* **YOUR INSTRUCTIONS**
Gather up every line that includes the string "易阳卓越".

[Extracted data entries]
>>>
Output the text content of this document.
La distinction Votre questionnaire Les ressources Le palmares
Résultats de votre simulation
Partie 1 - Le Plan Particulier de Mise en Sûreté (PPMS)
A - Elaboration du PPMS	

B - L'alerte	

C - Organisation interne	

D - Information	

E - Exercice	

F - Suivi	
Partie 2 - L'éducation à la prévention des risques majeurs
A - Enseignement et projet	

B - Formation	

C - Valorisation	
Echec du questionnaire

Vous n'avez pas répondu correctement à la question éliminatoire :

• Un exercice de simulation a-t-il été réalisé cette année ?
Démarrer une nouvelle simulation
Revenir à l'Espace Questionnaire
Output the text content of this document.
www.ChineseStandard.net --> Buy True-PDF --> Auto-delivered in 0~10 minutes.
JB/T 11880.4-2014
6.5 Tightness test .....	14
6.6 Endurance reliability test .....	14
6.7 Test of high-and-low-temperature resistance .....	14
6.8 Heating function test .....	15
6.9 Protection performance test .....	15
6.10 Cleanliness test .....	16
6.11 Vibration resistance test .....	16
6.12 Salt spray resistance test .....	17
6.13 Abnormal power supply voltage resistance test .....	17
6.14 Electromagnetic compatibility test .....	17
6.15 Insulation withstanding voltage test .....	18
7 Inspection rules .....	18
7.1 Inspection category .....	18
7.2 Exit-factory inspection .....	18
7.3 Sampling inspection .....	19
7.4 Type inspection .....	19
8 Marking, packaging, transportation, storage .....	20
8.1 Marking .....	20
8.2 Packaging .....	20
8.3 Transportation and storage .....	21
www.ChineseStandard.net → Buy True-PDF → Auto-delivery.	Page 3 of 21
<<<
>>>
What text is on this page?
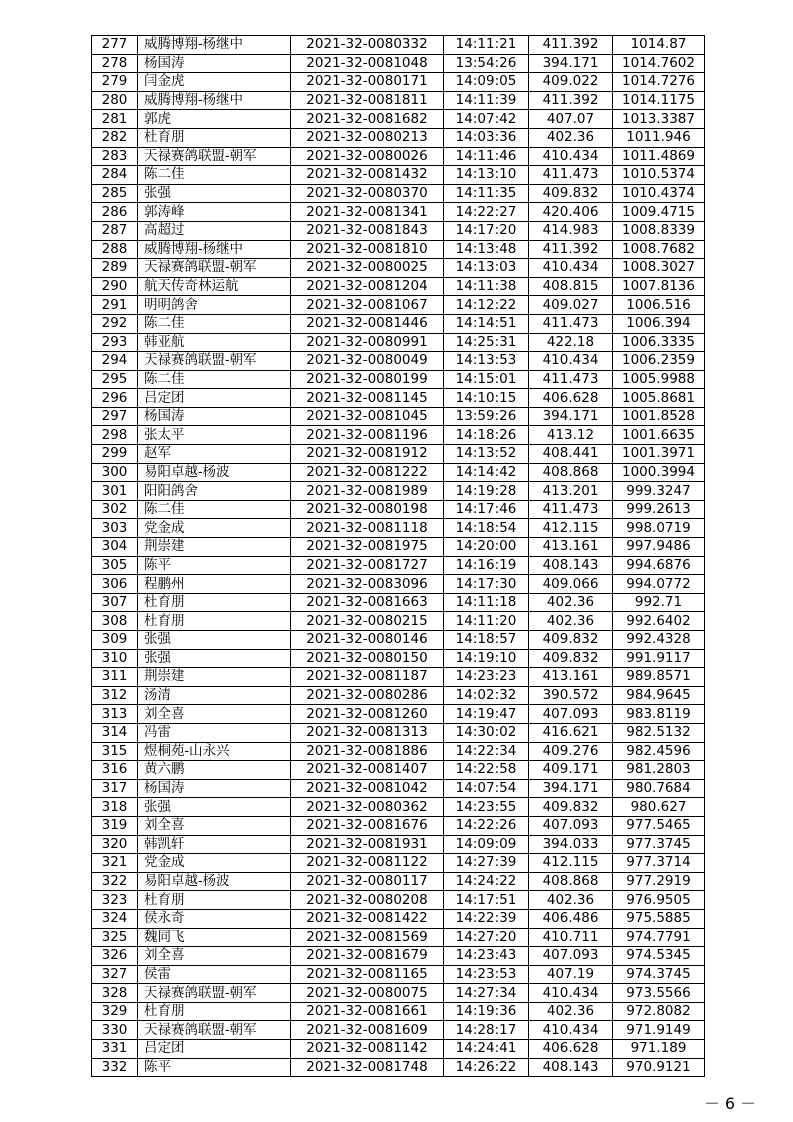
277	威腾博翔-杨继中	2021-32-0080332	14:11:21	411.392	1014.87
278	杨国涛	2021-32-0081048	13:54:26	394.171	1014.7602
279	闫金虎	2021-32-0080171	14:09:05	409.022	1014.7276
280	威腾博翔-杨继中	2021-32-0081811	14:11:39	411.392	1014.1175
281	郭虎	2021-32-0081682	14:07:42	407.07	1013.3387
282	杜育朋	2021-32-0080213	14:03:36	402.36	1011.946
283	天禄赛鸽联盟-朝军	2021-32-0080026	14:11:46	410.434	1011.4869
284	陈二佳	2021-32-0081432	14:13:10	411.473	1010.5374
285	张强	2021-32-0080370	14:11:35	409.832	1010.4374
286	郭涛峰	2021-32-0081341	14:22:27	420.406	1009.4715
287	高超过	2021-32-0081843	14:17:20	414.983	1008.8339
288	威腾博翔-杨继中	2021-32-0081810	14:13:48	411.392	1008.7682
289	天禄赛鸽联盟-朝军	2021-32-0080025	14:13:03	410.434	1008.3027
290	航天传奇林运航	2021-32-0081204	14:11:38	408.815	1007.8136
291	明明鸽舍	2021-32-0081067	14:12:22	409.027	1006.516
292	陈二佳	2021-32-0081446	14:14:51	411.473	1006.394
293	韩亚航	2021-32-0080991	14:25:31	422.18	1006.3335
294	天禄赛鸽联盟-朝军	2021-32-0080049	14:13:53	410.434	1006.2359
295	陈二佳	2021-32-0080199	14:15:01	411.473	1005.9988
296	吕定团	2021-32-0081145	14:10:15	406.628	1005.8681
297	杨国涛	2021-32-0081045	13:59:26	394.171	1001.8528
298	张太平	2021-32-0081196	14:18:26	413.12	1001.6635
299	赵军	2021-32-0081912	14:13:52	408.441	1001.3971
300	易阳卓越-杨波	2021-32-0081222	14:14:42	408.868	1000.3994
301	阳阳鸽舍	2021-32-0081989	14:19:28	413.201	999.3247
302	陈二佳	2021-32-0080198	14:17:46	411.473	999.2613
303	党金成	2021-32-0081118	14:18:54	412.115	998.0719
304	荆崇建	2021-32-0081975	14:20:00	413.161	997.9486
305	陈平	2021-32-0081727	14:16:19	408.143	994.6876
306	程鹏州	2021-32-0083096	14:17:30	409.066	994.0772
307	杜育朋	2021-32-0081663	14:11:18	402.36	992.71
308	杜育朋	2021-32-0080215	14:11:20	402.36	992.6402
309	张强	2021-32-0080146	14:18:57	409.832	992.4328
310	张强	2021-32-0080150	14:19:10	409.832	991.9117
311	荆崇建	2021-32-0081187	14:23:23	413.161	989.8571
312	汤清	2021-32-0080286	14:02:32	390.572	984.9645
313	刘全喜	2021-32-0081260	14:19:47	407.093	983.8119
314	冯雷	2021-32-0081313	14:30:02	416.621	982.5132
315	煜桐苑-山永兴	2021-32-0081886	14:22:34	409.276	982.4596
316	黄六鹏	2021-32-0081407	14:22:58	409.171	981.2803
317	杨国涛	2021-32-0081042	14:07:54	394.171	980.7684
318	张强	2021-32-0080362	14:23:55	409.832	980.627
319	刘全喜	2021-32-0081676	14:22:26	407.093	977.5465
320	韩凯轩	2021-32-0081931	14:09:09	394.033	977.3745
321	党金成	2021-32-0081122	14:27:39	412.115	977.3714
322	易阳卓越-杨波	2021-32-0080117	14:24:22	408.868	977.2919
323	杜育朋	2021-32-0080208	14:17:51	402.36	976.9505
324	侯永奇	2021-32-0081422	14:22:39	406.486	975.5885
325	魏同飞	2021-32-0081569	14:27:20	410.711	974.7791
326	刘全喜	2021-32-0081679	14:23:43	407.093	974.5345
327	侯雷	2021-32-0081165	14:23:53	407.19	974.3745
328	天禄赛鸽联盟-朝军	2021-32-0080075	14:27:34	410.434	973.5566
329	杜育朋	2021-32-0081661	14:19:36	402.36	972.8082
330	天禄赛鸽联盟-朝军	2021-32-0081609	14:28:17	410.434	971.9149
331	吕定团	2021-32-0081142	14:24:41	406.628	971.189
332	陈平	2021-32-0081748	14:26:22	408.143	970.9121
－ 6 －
<<<
>>>
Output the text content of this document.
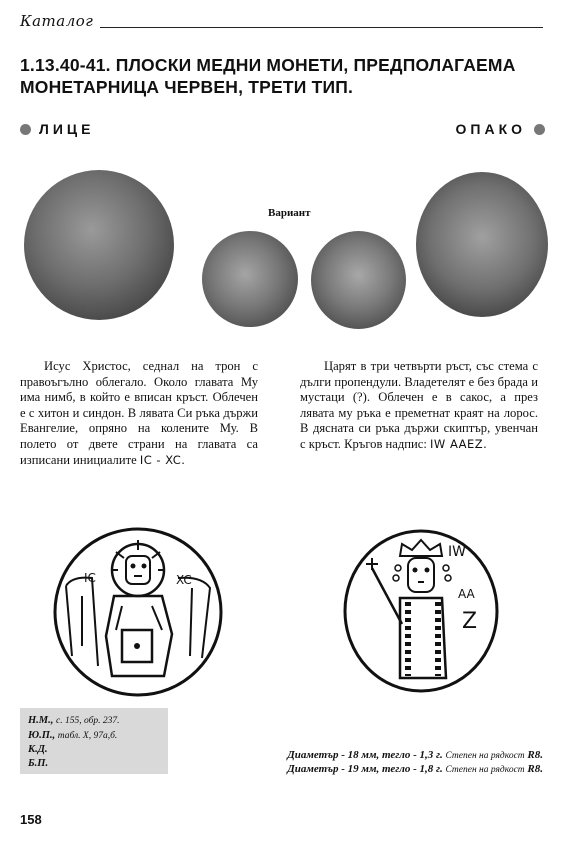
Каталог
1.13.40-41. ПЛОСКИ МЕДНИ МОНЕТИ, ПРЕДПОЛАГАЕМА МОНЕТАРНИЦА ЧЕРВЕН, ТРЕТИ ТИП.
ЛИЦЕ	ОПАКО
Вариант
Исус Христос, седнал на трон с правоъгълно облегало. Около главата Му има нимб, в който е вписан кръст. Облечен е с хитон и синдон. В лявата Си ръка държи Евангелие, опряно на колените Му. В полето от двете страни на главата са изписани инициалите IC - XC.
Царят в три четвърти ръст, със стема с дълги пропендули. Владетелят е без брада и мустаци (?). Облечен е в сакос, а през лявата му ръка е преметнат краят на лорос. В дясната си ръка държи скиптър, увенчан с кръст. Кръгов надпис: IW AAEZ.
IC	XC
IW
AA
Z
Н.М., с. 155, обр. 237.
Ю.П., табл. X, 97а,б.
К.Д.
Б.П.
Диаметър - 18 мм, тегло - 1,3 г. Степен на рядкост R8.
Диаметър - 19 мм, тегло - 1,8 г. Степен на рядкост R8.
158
<<<
* **THE OUTPUT**
300	易阳卓越-杨波	2021-32-0081222	14:14:42	408.868	1000.3994
322	易阳卓越-杨波	2021-32-0080117	14:24:22	408.868	977.2919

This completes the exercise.